_Exercise requirements_
1. Update the footballer profile by writing out everything from "International career" down to "footballer (born 1958)", with "Managerial career" changed to "Coaching career".
2. According to the footballer profile, in what year did López Ufarte's parents arrive in Morocco?

_Document extract_

Personal information
- Full name: Roberto López Ufarte
- Date of birth: 19 April 1958 (age 68)
- Place of birth: Fez, Morocco
- Height: 1.70 m (5 ft 7 in)
- Position: Forward

Youth career
- Real Unión

Senior career*
- Years: Team / Apps / (Gls)
- 1974–1975: Real Unión / 41 / (6)
- 1975–1987: Real Sociedad / 363 / (101)
- 1987–1988: Atlético Madrid / 27 / (8)
- 1988–1989: Betis / 28 / (3)
- Total:  / 459 / (118)

International career
- 1975–1976: Spain U18 / 10 / (4)
- 1976–1977: Spain U21 / 3 / (0)
- 1977–1982: Spain / 15 / (5)

Managerial career
- 2000–2001: Real Sociedad B

= Roberto López Ufarte =

Spanish former footballer (born 1958)

Roberto López Ufarte (born 19 April 1958) is a Spanish former professional footballer who played as a forward.

Nicknamed The little devil, most of his 15-year career was spent at Real Sociedad where he remained 12 seasons, winning four major titles including two La Liga championships. He also represented in the competition Atlético Madrid and Betis, amassing totals of 418 matches and 112 goals.

López Ufarte appeared for Spain at the 1982 World Cup.

==Early life==
López Ufarte was born in Fez, Morocco. His parents, from Andalusia and Catalonia, moved abroad in search of work, and arrived in Morocco (then part of Spain) in 1944 during the Second World War, returning to Irun in the Basque Country two decades later.

==Club career==
López Ufarte signed for Real Sociedad after starting out at neighbouring Real Unión, making his La Liga debut in the 1975–76 season and playing his first game in the competition on 30 November 1975 in a 2–0 Basque derby away loss against Athletic Bilbao, aged only 17. From then on he became an essential first-team member, scoring 16 goals in 63 matches in the side's back-to-back league titles.

López Ufarte left the Txuriurdin in 1987, following another solid season (33 games and ten goals in the league, and victory in the Copa del Rey). He scored 129 goals in 474 official appearances during his spell.

After one season with Atlético Madrid where he achieved a third place, López Ufarte closed his career at Real Betis at the age of 31, having struggled with knee injuries and seen his team relegated to Segunda División. He then acted as assistant manager to several coaches at his first professional club, subsequently returning to Real Unión as director of football.

_Stored data_
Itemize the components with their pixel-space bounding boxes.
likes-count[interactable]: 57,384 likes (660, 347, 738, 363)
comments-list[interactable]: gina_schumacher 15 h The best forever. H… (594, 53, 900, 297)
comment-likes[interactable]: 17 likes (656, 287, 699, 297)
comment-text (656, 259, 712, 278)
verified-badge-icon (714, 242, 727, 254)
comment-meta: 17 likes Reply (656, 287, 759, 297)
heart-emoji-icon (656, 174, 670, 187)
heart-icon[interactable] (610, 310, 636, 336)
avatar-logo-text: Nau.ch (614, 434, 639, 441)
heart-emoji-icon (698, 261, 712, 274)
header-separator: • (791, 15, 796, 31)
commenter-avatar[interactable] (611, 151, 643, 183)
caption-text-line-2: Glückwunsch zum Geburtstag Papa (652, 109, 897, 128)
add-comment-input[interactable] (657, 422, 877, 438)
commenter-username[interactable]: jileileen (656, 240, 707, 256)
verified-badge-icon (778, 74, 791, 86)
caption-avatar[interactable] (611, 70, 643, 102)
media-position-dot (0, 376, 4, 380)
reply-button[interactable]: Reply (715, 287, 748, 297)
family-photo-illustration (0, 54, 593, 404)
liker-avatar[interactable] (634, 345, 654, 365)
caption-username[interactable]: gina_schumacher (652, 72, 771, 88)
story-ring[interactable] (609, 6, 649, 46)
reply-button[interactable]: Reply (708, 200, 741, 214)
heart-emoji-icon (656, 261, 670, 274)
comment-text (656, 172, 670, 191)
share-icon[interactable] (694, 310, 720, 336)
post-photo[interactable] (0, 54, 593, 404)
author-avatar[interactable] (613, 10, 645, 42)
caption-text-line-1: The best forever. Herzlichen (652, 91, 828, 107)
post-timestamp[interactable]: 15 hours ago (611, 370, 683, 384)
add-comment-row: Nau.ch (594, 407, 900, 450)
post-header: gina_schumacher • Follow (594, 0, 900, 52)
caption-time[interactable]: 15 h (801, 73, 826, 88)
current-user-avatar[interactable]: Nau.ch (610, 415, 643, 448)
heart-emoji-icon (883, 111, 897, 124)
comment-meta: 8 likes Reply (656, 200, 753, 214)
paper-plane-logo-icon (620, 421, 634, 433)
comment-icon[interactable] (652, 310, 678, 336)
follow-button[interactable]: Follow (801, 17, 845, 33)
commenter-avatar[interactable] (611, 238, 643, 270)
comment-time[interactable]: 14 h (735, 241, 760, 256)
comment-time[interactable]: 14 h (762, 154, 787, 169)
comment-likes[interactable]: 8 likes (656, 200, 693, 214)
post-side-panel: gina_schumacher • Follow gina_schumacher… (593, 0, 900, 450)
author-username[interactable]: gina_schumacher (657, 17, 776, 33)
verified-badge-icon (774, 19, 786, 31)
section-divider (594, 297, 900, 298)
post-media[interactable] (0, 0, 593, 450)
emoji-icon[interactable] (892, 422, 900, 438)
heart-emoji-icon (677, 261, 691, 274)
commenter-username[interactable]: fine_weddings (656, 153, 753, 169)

_Responses by item number_
1.
International career
- 1975–1976: Spain U18 / 10 / (4)
- 1976–1977: Spain U21 / 3 / (0)
- 1977–1982: Spain / 15 / (5)

Coaching career
- 2000–2001: Real Sociedad B

= Roberto López Ufarte =

Spanish former footballer (born 1958)

2. 1944